» 課題: 下のページ本文から、「暁庵の茶事クロスロード」から「秋深まるある日、床に掛け、閑座してお軸と対面しました。」までの全文を一字も変えずに書き出してください。

» ページ本文:
%%
暁庵の茶事クロスロード

茶事が好きです。茶事の持つ無限の可能性に魅了されて楽しんでいます。2015年2月に京都から終の棲家の横浜へ戻りました。

紅葉舞秋風

2010年11月05日 | 茶道具
「紅葉舞秋風」(こうよう しゅうふうにまふ)の画賛のお軸を
或る方から頂戴しました。
秋深まるある日、床に掛け、閑座してお軸と対面しました。

               


かさこそ かさこそ
赤 黄 褐色の落葉を踏みしめて山道を行く時
ささやくようなサウンドが聞こえてくる
聞きとれないけれど 何か言っているような・・・

見上げると真っ青な空に
緑の葉 真っ赤な葉 黄色い葉が重なって
キラキラ光っている
まるで人の一生を見ているような複雑な彩りだ

やがて おだやかな秋の風が吹くと
全てをやりつくしたように
紅葉がひらひら舞い落ちる
誰でも見ることができ、誰にも訪れる自然の摂理

目のまえにあることを
はっきりと見ることの出来る日が
いつか来るのだろうか

                    

紅葉の色素、アントシアニンについて興味を持ち、調べてみました。

植物の緑葉にはクロロフィル(葉緑素・・・緑の色素)や
カロチノノイド(黄色の色素)という色素が含まれています。
植物は、日光の光エネルギーを利用して光合成によって
グルコース、クロロフィルなど生命活動に必要な化合物を作り出します。
%%
» 提供資料:
%%
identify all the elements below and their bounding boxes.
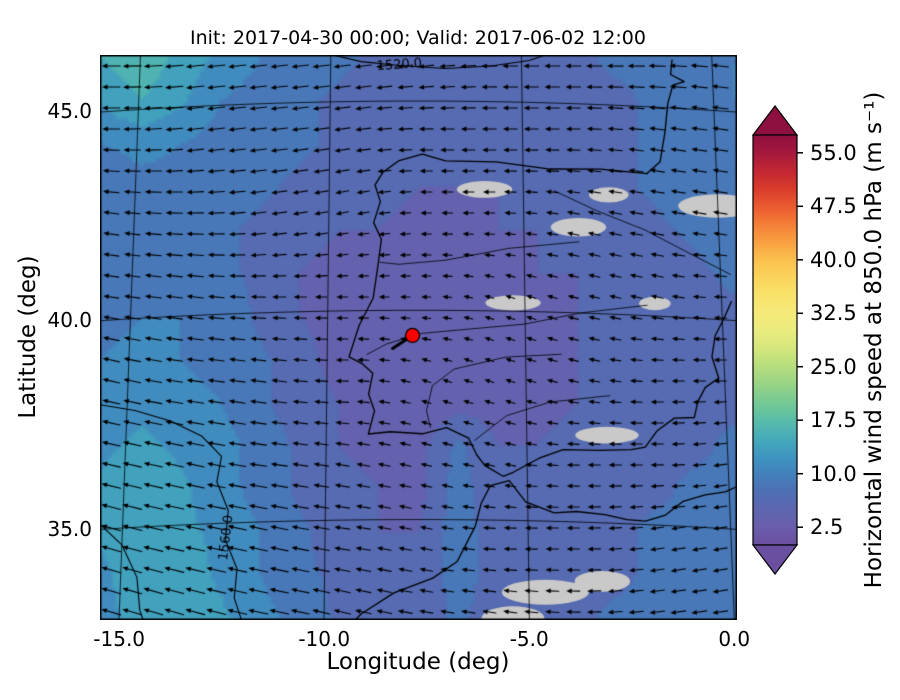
map-plot-canvas bbox=[100, 55, 737, 620]
colorbar-tick-label: 40.0 bbox=[810, 247, 857, 272]
x-tick-label: -15.0 bbox=[93, 627, 146, 651]
plot-title: Init: 2017-04-30 00:00; Valid: 2017-06-0… bbox=[190, 27, 646, 49]
y-tick-label: 35.0 bbox=[47, 517, 92, 542]
colorbar-extend-max-arrow bbox=[752, 105, 799, 136]
colorbar-tick-label: 32.5 bbox=[810, 301, 857, 326]
y-tick-label: 40.0 bbox=[47, 307, 92, 332]
y-tick-label: 45.0 bbox=[47, 98, 92, 123]
x-tick-label: 0.0 bbox=[718, 627, 751, 651]
colorbar-gradient-bar bbox=[752, 134, 798, 546]
colorbar-label: Horizontal wind speed at 850.0 hPa (m s⁻… bbox=[861, 91, 887, 589]
colorbar-tick-label: 10.0 bbox=[810, 461, 857, 486]
y-axis-label: Latitude (deg) bbox=[15, 255, 41, 419]
colorbar-tick-label: 17.5 bbox=[810, 408, 857, 433]
colorbar-tick-label: 25.0 bbox=[810, 354, 857, 379]
x-tick-label: -10.0 bbox=[298, 627, 351, 651]
colorbar-tick-label: 55.0 bbox=[810, 140, 857, 165]
colorbar-tick-label: 2.5 bbox=[810, 515, 844, 540]
x-axis-label: Longitude (deg) bbox=[326, 649, 510, 675]
colorbar bbox=[752, 105, 803, 575]
colorbar-extend-min-arrow bbox=[752, 544, 799, 575]
x-tick-label: -5.0 bbox=[509, 627, 549, 651]
colorbar-tick-label: 47.5 bbox=[810, 194, 857, 219]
%%
» 出力:
暁庵の茶事クロスロード

茶事が好きです。茶事の持つ無限の可能性に魅了されて楽しんでいます。2015年2月に京都から終の棲家の横浜へ戻りました。

紅葉舞秋風

2010年11月05日 | 茶道具
「紅葉舞秋風」(こうよう しゅうふうにまふ)の画賛のお軸を
或る方から頂戴しました。
秋深まるある日、床に掛け、閑座してお軸と対面しました。